YOUR TASK
Reproduce the rows word for word, starting with the first row and ending with the row that contains "text: ×10⁴ (928, 1234, 954, 1248)". Include both of those rows.

--- Start DATASET ENTRIES ---

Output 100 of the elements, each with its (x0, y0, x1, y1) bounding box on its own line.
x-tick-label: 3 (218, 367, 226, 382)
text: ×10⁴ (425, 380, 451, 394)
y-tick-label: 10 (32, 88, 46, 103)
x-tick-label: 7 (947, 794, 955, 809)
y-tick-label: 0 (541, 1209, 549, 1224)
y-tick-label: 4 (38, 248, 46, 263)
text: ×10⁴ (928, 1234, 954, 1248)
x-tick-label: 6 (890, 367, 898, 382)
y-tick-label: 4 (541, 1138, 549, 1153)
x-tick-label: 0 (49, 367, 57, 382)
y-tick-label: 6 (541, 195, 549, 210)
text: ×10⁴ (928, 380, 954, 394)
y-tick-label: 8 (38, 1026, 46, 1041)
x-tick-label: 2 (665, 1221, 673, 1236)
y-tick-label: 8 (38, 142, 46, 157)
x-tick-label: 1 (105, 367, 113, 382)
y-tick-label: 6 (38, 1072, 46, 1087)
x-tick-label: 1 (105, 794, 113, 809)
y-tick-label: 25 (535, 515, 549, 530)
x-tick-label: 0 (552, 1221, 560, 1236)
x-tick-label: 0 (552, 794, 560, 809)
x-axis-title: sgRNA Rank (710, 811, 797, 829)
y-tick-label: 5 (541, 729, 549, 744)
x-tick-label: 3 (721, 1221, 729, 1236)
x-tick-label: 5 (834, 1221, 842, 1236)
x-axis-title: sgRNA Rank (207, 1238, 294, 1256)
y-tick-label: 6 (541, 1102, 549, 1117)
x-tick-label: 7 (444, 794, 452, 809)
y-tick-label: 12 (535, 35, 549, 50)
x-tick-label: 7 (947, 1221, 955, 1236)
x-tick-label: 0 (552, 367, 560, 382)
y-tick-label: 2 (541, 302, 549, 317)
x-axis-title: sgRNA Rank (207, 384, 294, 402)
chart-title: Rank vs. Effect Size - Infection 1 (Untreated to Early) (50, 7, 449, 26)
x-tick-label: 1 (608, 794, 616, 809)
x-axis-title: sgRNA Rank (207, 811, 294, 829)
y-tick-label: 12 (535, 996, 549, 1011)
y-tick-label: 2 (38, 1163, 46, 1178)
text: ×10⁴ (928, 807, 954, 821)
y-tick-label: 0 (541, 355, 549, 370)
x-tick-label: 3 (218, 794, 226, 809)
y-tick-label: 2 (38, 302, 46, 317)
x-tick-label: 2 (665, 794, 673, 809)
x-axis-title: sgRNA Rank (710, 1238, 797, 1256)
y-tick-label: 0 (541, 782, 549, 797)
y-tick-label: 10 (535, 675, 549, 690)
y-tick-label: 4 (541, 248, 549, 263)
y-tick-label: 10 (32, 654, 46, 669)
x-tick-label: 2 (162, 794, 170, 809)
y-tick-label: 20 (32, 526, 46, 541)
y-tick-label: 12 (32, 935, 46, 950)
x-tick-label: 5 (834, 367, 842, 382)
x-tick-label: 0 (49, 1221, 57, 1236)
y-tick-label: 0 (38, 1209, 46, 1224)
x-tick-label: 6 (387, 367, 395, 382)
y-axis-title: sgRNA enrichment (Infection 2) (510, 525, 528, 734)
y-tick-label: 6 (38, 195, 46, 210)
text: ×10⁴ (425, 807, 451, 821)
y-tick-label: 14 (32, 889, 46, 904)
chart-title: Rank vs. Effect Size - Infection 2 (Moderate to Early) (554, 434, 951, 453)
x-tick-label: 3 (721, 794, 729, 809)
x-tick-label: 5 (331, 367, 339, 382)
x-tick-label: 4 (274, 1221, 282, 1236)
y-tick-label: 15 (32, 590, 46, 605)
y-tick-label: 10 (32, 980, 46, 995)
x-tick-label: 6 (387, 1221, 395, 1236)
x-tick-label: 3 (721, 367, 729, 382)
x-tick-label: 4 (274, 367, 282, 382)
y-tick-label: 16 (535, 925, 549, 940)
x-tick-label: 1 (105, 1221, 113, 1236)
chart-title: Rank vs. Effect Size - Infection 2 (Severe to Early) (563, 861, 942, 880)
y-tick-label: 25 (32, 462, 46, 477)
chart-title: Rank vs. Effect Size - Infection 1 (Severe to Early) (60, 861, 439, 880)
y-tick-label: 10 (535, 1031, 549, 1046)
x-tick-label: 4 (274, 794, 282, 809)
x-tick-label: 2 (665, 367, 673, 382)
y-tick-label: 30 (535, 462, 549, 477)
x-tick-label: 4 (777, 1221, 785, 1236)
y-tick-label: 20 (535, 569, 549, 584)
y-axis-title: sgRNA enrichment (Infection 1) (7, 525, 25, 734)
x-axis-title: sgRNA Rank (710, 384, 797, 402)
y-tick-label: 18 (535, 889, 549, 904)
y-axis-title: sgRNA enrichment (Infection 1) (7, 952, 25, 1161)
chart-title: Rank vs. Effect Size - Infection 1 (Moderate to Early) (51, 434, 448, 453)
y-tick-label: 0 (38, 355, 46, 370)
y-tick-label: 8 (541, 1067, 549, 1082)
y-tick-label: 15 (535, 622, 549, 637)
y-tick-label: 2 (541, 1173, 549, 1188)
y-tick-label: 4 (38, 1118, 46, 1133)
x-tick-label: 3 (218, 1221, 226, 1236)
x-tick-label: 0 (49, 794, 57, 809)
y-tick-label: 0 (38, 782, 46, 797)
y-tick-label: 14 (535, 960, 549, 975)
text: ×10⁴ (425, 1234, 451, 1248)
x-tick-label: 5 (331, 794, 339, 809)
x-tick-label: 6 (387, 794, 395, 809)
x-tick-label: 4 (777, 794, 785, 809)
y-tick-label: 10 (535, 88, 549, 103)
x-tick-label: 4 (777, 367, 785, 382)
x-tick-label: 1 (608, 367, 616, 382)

--- End DATASET ENTRIES ---

CORRECT RESULT
Output 100 of the elements, each with its (x0, y0, x1, y1) bounding box on its own line.
x-tick-label: 3 (218, 367, 226, 382)
text: ×10⁴ (425, 380, 451, 394)
y-tick-label: 10 (32, 88, 46, 103)
x-tick-label: 7 (947, 794, 955, 809)
y-tick-label: 0 (541, 1209, 549, 1224)
y-tick-label: 4 (38, 248, 46, 263)
text: ×10⁴ (928, 1234, 954, 1248)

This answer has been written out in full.